----- Data supplied -----

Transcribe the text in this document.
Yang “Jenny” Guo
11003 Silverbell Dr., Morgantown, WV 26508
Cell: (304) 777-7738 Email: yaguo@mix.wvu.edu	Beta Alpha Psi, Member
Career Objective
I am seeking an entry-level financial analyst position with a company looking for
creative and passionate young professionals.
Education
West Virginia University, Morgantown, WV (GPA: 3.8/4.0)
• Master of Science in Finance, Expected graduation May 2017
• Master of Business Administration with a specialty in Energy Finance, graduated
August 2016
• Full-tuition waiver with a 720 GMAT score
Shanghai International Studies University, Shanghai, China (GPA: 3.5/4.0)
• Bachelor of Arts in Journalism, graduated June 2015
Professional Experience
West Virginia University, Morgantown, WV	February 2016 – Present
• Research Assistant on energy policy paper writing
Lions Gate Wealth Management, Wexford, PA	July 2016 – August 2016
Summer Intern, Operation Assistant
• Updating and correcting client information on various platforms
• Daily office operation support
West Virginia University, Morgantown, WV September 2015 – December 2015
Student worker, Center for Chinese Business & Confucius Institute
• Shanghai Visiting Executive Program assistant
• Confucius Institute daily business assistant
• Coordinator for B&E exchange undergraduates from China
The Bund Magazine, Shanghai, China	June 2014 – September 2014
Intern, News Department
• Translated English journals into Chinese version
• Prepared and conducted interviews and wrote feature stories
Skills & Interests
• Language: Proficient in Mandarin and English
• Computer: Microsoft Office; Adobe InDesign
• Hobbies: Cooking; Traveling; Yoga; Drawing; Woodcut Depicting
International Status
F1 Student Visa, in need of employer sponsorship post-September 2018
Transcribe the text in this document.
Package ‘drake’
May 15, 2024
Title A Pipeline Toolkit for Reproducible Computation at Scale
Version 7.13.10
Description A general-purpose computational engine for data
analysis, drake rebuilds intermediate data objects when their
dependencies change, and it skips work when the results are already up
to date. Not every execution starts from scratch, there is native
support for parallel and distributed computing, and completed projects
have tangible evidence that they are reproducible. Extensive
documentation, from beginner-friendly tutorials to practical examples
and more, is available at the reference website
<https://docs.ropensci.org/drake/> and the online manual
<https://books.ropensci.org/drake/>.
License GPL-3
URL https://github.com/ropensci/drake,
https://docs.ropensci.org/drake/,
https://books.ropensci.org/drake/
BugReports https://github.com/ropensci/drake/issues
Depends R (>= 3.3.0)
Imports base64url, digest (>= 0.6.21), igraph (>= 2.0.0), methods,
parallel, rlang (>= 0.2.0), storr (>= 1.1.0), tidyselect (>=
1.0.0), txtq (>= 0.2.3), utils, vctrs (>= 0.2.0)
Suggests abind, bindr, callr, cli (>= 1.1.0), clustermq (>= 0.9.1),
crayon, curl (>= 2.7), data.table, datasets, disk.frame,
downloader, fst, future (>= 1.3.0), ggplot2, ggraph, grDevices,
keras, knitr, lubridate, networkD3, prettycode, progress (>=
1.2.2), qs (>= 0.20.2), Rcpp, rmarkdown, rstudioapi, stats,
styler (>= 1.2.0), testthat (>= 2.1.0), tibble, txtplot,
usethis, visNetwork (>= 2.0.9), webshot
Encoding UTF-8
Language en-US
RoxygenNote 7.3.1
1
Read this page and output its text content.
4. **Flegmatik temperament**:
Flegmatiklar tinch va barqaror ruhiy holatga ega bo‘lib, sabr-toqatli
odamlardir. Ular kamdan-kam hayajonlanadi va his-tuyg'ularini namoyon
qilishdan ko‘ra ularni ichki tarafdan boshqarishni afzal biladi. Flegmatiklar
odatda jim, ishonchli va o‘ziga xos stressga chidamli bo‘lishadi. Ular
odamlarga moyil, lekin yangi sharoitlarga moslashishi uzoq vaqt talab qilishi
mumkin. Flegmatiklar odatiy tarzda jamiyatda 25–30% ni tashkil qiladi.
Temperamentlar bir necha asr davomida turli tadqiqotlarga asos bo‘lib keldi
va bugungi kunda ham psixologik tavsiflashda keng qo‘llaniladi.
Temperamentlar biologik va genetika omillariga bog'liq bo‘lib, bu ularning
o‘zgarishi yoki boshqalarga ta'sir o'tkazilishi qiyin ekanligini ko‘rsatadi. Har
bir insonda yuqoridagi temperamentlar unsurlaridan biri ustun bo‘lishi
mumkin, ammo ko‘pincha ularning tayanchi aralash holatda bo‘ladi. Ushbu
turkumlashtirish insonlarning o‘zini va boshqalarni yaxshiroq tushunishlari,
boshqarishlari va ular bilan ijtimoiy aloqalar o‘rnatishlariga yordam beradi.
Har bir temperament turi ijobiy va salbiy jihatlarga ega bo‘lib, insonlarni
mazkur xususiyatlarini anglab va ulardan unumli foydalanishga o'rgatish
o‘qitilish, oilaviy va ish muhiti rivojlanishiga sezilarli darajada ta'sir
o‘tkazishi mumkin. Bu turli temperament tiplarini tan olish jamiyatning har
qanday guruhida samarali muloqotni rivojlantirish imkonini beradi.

-----

**Challenge**
Pick out each line containing "June" and report it.

**In response**
• Bachelor of Arts in Journalism, graduated June 2015
The Bund Magazine, Shanghai, China	June 2014 – September 2014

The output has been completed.